AIM. Write out the listing again with "indicator-row" replaced by "indicator-line" everywhere and nothing else changed. Leave the pictures out.

Dataset rows.

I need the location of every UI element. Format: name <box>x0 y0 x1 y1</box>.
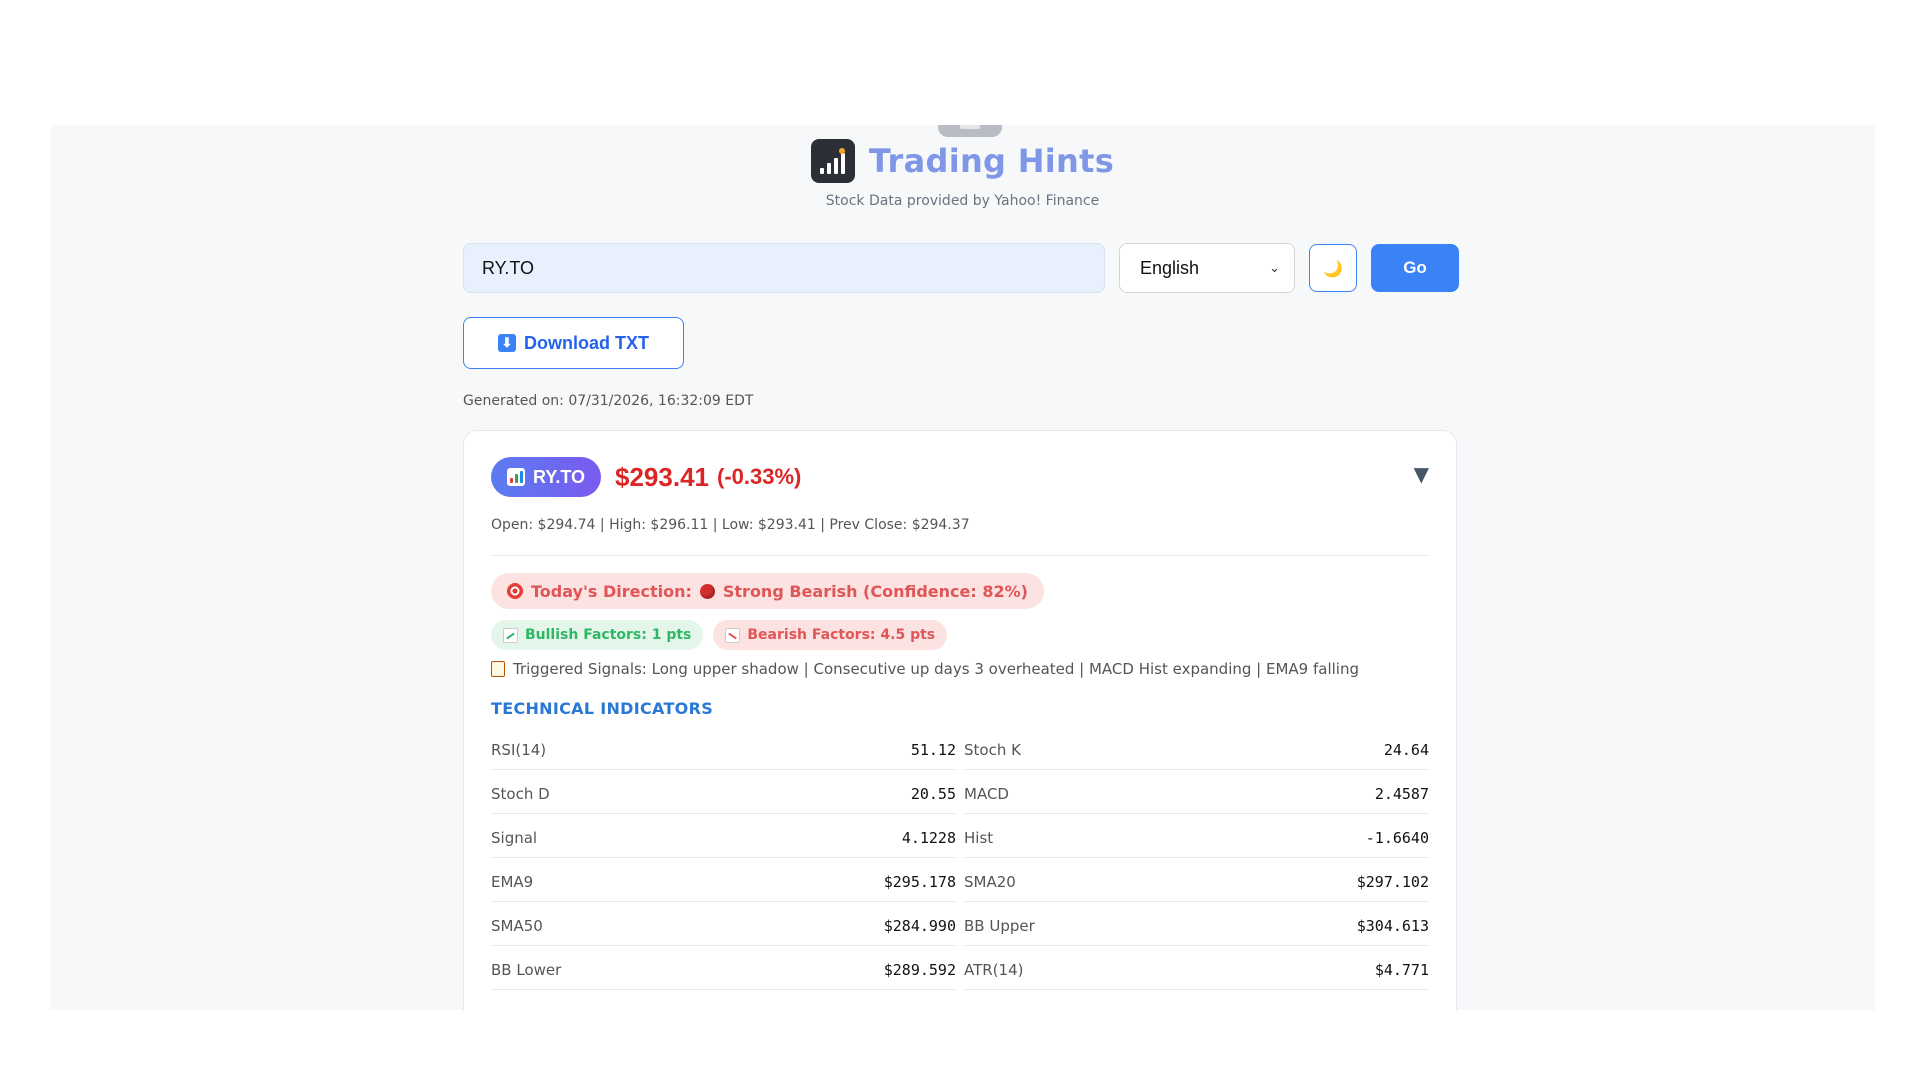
indicator-label: Hist <box>964 828 994 847</box>
app-title: Trading Hints <box>868 142 1115 180</box>
indicator-row: Stoch K 24.64 <box>964 726 1429 770</box>
go-button[interactable]: Go <box>1371 244 1459 292</box>
indicator-label: MACD <box>964 784 1009 803</box>
download-txt-button[interactable]: ⬇ Download TXT <box>463 317 684 369</box>
indicator-row: RSI(14) 51.12 <box>491 726 956 770</box>
indicator-label: ATR(14) <box>964 960 1024 979</box>
chart-up-icon <box>503 627 518 643</box>
indicator-label: SMA50 <box>491 916 543 935</box>
bullish-factors-badge: Bullish Factors: 1 pts <box>491 620 704 650</box>
factors-row: Bullish Factors: 1 pts Bearish Factors: … <box>491 620 1429 650</box>
direction-badge: Today's Direction: Strong Bearish (Confi… <box>491 573 1044 609</box>
indicator-row: MACD 2.4587 <box>964 770 1429 814</box>
price-change-percent: (-0.33%) <box>717 464 802 489</box>
indicator-value: $297.102 <box>1356 872 1429 891</box>
moon-icon: 🌙 <box>1323 258 1343 278</box>
bearish-factors-badge: Bearish Factors: 4.5 pts <box>713 620 948 650</box>
indicator-row: BB Lower $289.592 <box>491 946 956 990</box>
indicators-grid: RSI(14) 51.12 Stoch K 24.64 Stoch D 20.55 M… <box>491 726 1429 990</box>
indicator-label: Signal <box>491 828 538 847</box>
triggered-signals: Triggered Signals: Long upper shadow | C… <box>491 660 1429 678</box>
indicator-value: -1.6640 <box>1365 828 1429 847</box>
indicator-row: EMA9 $295.178 <box>491 858 956 902</box>
indicator-row: SMA20 $297.102 <box>964 858 1429 902</box>
indicator-label: BB Lower <box>491 960 562 979</box>
data-source-subtitle: Stock Data provided by Yahoo! Finance <box>825 193 1100 209</box>
ohlc-summary: Open: $294.74 | High: $296.11 | Low: $29… <box>491 517 1429 556</box>
indicator-row: BB Upper $304.613 <box>964 902 1429 946</box>
indicator-value: $284.990 <box>883 916 956 935</box>
language-select[interactable]: English ⌄ <box>1119 243 1295 293</box>
chevron-down-icon: ⌄ <box>1269 260 1280 275</box>
indicator-label: BB Upper <box>964 916 1035 935</box>
indicator-label: Stoch K <box>964 740 1021 759</box>
indicator-value: $304.613 <box>1356 916 1429 935</box>
indicator-label: RSI(14) <box>491 740 547 759</box>
theme-toggle-button[interactable]: 🌙 <box>1309 244 1357 292</box>
language-select-value: English <box>1140 257 1200 278</box>
red-circle-icon <box>699 583 715 599</box>
indicator-value: $295.178 <box>883 872 956 891</box>
ticker-badge: RY.TO <box>491 457 602 497</box>
chart-down-icon <box>725 627 741 643</box>
indicator-value: $4.771 <box>1374 960 1429 979</box>
stock-card: RY.TO $293.41 (-0.33%) ▼ Open: $294.74 |… <box>463 430 1457 1010</box>
app-surface: Trading Hints Stock Data provided by Yah… <box>50 125 1875 1010</box>
indicator-value: 24.64 <box>1383 740 1429 759</box>
collapse-toggle-icon[interactable]: ▼ <box>1414 462 1429 486</box>
header: Trading Hints Stock Data provided by Yah… <box>50 139 1875 209</box>
indicator-row: Stoch D 20.55 <box>491 770 956 814</box>
search-row: RY.TO English ⌄ 🌙 Go <box>463 243 1459 293</box>
title-row: Trading Hints <box>810 139 1115 183</box>
ticker-badge-label: RY.TO <box>533 466 586 487</box>
indicator-row: ATR(14) $4.771 <box>964 946 1429 990</box>
indicator-row: Hist -1.6640 <box>964 814 1429 858</box>
ticker-input[interactable]: RY.TO <box>463 243 1105 293</box>
indicator-value: 2.4587 <box>1374 784 1429 803</box>
target-icon <box>507 583 523 599</box>
current-price: $293.41 <box>615 461 709 492</box>
download-icon: ⬇ <box>498 334 516 352</box>
app-logo-icon <box>810 139 855 183</box>
indicator-value: $289.592 <box>883 960 956 979</box>
generated-timestamp: Generated on: 07/31/2026, 16:32:09 EDT <box>463 393 754 409</box>
indicator-label: SMA20 <box>964 872 1016 891</box>
download-label: Download TXT <box>524 332 649 353</box>
technical-indicators-heading: TECHNICAL INDICATORS <box>491 699 714 718</box>
indicator-value: 20.55 <box>910 784 956 803</box>
indicator-label: Stoch D <box>491 784 550 803</box>
indicator-label: EMA9 <box>491 872 534 891</box>
direction-label: Today's Direction: <box>531 581 692 601</box>
pull-tab-handle[interactable] <box>938 125 1002 137</box>
indicator-row: SMA50 $284.990 <box>491 902 956 946</box>
bar-chart-icon <box>507 468 525 486</box>
bearish-factors-label: Bearish Factors: 4.5 pts <box>747 627 936 643</box>
indicator-value: 51.12 <box>910 740 956 759</box>
direction-value: Strong Bearish (Confidence: 82%) <box>722 581 1028 601</box>
ticker-input-value: RY.TO <box>482 257 535 278</box>
card-header: RY.TO $293.41 (-0.33%) ▼ <box>491 457 1429 497</box>
triggered-signals-text: Triggered Signals: Long upper shadow | C… <box>513 660 1359 678</box>
bullish-factors-label: Bullish Factors: 1 pts <box>525 627 692 643</box>
clipboard-icon <box>491 661 505 677</box>
indicator-row: Signal 4.1228 <box>491 814 956 858</box>
indicator-value: 4.1228 <box>901 828 956 847</box>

FINAL ANSWER.
I need the location of every UI element. Format: name <box>x0 y0 x1 y1</box>.
indicator-label: Hist <box>964 828 994 847</box>
app-title: Trading Hints <box>868 142 1115 180</box>
indicator-line: Stoch K 24.64 <box>964 726 1429 770</box>
go-button[interactable]: Go <box>1371 244 1459 292</box>
indicator-label: MACD <box>964 784 1009 803</box>
download-txt-button[interactable]: ⬇ Download TXT <box>463 317 684 369</box>
indicator-line: RSI(14) 51.12 <box>491 726 956 770</box>
indicator-label: ATR(14) <box>964 960 1024 979</box>
chart-up-icon <box>503 627 518 643</box>
indicator-label: SMA50 <box>491 916 543 935</box>
bullish-factors-badge: Bullish Factors: 1 pts <box>491 620 704 650</box>
factors-row: Bullish Factors: 1 pts Bearish Factors: … <box>491 620 1429 650</box>
direction-badge: Today's Direction: Strong Bearish (Confi… <box>491 573 1044 609</box>
indicator-line: MACD 2.4587 <box>964 770 1429 814</box>
price-change-percent: (-0.33%) <box>717 464 802 489</box>
indicator-value: $297.102 <box>1356 872 1429 891</box>
moon-icon: 🌙 <box>1323 258 1343 278</box>
bearish-factors-badge: Bearish Factors: 4.5 pts <box>713 620 948 650</box>
indicator-line: BB Lower $289.592 <box>491 946 956 990</box>
indicators-grid: RSI(14) 51.12 Stoch K 24.64 Stoch D 20.55 M… <box>491 726 1429 990</box>
indicator-label: Signal <box>491 828 538 847</box>
triggered-signals: Triggered Signals: Long upper shadow | C… <box>491 660 1429 678</box>
indicator-value: -1.6640 <box>1365 828 1429 847</box>
indicator-line: EMA9 $295.178 <box>491 858 956 902</box>
indicator-line: SMA20 $297.102 <box>964 858 1429 902</box>
indicator-label: BB Lower <box>491 960 562 979</box>
data-source-subtitle: Stock Data provided by Yahoo! Finance <box>825 193 1100 209</box>
ohlc-summary: Open: $294.74 | High: $296.11 | Low: $29… <box>491 517 1429 556</box>
indicator-line: BB Upper $304.613 <box>964 902 1429 946</box>
indicator-value: $284.990 <box>883 916 956 935</box>
language-select[interactable]: English ⌄ <box>1119 243 1295 293</box>
chevron-down-icon: ⌄ <box>1269 260 1280 275</box>
indicator-label: BB Upper <box>964 916 1035 935</box>
indicator-label: Stoch K <box>964 740 1021 759</box>
indicator-value: $304.613 <box>1356 916 1429 935</box>
indicator-label: RSI(14) <box>491 740 547 759</box>
theme-toggle-button[interactable]: 🌙 <box>1309 244 1357 292</box>
language-select-value: English <box>1140 257 1200 278</box>
red-circle-icon <box>699 583 715 599</box>
indicator-value: $295.178 <box>883 872 956 891</box>
ticker-badge: RY.TO <box>491 457 602 497</box>
chart-down-icon <box>725 627 741 643</box>
indicator-value: $4.771 <box>1374 960 1429 979</box>
stock-card: RY.TO $293.41 (-0.33%) ▼ Open: $294.74 |… <box>463 430 1457 1010</box>
app-surface: Trading Hints Stock Data provided by Yah… <box>50 125 1875 1010</box>
indicator-value: 24.64 <box>1383 740 1429 759</box>
collapse-toggle-icon[interactable]: ▼ <box>1414 462 1429 486</box>
header: Trading Hints Stock Data provided by Yah… <box>50 139 1875 209</box>
indicator-line: Stoch D 20.55 <box>491 770 956 814</box>
search-row: RY.TO English ⌄ 🌙 Go <box>463 243 1459 293</box>
title-row: Trading Hints <box>810 139 1115 183</box>
ticker-badge-label: RY.TO <box>533 466 586 487</box>
indicator-line: ATR(14) $4.771 <box>964 946 1429 990</box>
indicator-line: Hist -1.6640 <box>964 814 1429 858</box>
ticker-input[interactable]: RY.TO <box>463 243 1105 293</box>
indicator-value: 2.4587 <box>1374 784 1429 803</box>
target-icon <box>507 583 523 599</box>
current-price: $293.41 <box>615 461 709 492</box>
download-icon: ⬇ <box>498 334 516 352</box>
app-logo-icon <box>810 139 855 183</box>
indicator-value: $289.592 <box>883 960 956 979</box>
generated-timestamp: Generated on: 07/31/2026, 16:32:09 EDT <box>463 393 754 409</box>
indicator-label: SMA20 <box>964 872 1016 891</box>
download-label: Download TXT <box>524 332 649 353</box>
technical-indicators-heading: TECHNICAL INDICATORS <box>491 699 714 718</box>
indicator-value: 20.55 <box>910 784 956 803</box>
indicator-label: Stoch D <box>491 784 550 803</box>
indicator-label: EMA9 <box>491 872 534 891</box>
direction-label: Today's Direction: <box>531 581 692 601</box>
pull-tab-handle[interactable] <box>938 125 1002 137</box>
indicator-line: SMA50 $284.990 <box>491 902 956 946</box>
bar-chart-icon <box>507 468 525 486</box>
bearish-factors-label: Bearish Factors: 4.5 pts <box>747 627 936 643</box>
indicator-value: 51.12 <box>910 740 956 759</box>
direction-value: Strong Bearish (Confidence: 82%) <box>722 581 1028 601</box>
ticker-input-value: RY.TO <box>482 257 535 278</box>
card-header: RY.TO $293.41 (-0.33%) ▼ <box>491 457 1429 497</box>
triggered-signals-text: Triggered Signals: Long upper shadow | C… <box>513 660 1359 678</box>
bullish-factors-label: Bullish Factors: 1 pts <box>525 627 692 643</box>
clipboard-icon <box>491 661 505 677</box>
indicator-line: Signal 4.1228 <box>491 814 956 858</box>
indicator-value: 4.1228 <box>901 828 956 847</box>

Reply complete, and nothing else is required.